[Region and label listings]
○ ○ ○
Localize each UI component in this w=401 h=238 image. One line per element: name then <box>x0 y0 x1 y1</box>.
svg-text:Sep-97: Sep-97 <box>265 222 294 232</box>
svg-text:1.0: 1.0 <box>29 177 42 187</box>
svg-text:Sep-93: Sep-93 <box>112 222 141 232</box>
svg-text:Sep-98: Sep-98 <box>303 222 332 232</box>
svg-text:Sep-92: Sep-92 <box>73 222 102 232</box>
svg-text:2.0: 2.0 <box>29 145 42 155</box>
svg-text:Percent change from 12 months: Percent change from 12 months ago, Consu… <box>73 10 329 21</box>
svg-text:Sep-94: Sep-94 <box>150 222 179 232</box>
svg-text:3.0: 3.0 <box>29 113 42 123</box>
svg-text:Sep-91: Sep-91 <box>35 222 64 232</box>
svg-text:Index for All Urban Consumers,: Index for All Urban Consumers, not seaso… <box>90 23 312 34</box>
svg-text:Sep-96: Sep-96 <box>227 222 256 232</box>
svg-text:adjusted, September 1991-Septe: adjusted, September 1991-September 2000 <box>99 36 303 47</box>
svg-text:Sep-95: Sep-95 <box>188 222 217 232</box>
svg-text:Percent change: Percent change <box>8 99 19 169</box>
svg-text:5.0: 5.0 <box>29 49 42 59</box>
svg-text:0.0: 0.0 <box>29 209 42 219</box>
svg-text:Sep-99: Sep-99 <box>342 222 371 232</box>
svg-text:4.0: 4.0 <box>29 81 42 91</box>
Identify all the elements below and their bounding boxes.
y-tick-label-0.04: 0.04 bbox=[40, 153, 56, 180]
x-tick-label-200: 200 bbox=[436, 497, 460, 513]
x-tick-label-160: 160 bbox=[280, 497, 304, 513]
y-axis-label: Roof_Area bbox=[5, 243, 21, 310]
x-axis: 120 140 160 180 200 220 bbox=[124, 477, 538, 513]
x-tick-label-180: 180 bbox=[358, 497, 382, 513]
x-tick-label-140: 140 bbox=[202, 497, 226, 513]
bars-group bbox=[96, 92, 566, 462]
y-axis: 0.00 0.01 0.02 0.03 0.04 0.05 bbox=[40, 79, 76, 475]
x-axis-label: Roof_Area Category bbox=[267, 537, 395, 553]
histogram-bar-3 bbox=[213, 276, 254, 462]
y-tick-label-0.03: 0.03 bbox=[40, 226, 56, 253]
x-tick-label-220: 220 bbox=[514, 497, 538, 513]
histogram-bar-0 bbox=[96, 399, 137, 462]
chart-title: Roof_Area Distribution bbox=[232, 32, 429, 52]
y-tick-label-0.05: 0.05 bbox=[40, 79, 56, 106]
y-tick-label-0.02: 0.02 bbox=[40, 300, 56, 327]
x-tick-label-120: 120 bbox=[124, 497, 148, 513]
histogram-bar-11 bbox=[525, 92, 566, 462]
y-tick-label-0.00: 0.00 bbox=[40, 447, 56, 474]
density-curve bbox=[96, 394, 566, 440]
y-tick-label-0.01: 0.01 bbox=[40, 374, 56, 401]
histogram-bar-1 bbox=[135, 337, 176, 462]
○ ○ ○
**DIRECTIONS**
Turn the records into a JSON list of strings, starting at the first line and ending at the line that contains "svg-text:Sep-91: Sep-91 <box>35". Make each line one string and leave out any blank lines.

**COMPLETE RESPONSE**
[
  "Localize each UI component in this w=401 h=238 image. One line per element: name then <box>x0 y0 x1 y1</box>.",
  "svg-text:Sep-97: Sep-97 <box>265 222 294 232</box>",
  "svg-text:1.0: 1.0 <box>29 177 42 187</box>",
  "svg-text:Sep-93: Sep-93 <box>112 222 141 232</box>",
  "svg-text:Sep-98: Sep-98 <box>303 222 332 232</box>",
  "svg-text:Sep-92: Sep-92 <box>73 222 102 232</box>",
  "svg-text:2.0: 2.0 <box>29 145 42 155</box>",
  "svg-text:Percent change from 12 months: Percent change from 12 months ago, Consu… <box>73 10 329 21</box>",
  "svg-text:Sep-94: Sep-94 <box>150 222 179 232</box>",
  "svg-text:3.0: 3.0 <box>29 113 42 123</box>",
  "svg-text:Sep-91: Sep-91 <box>35 222 64 232</box>"
]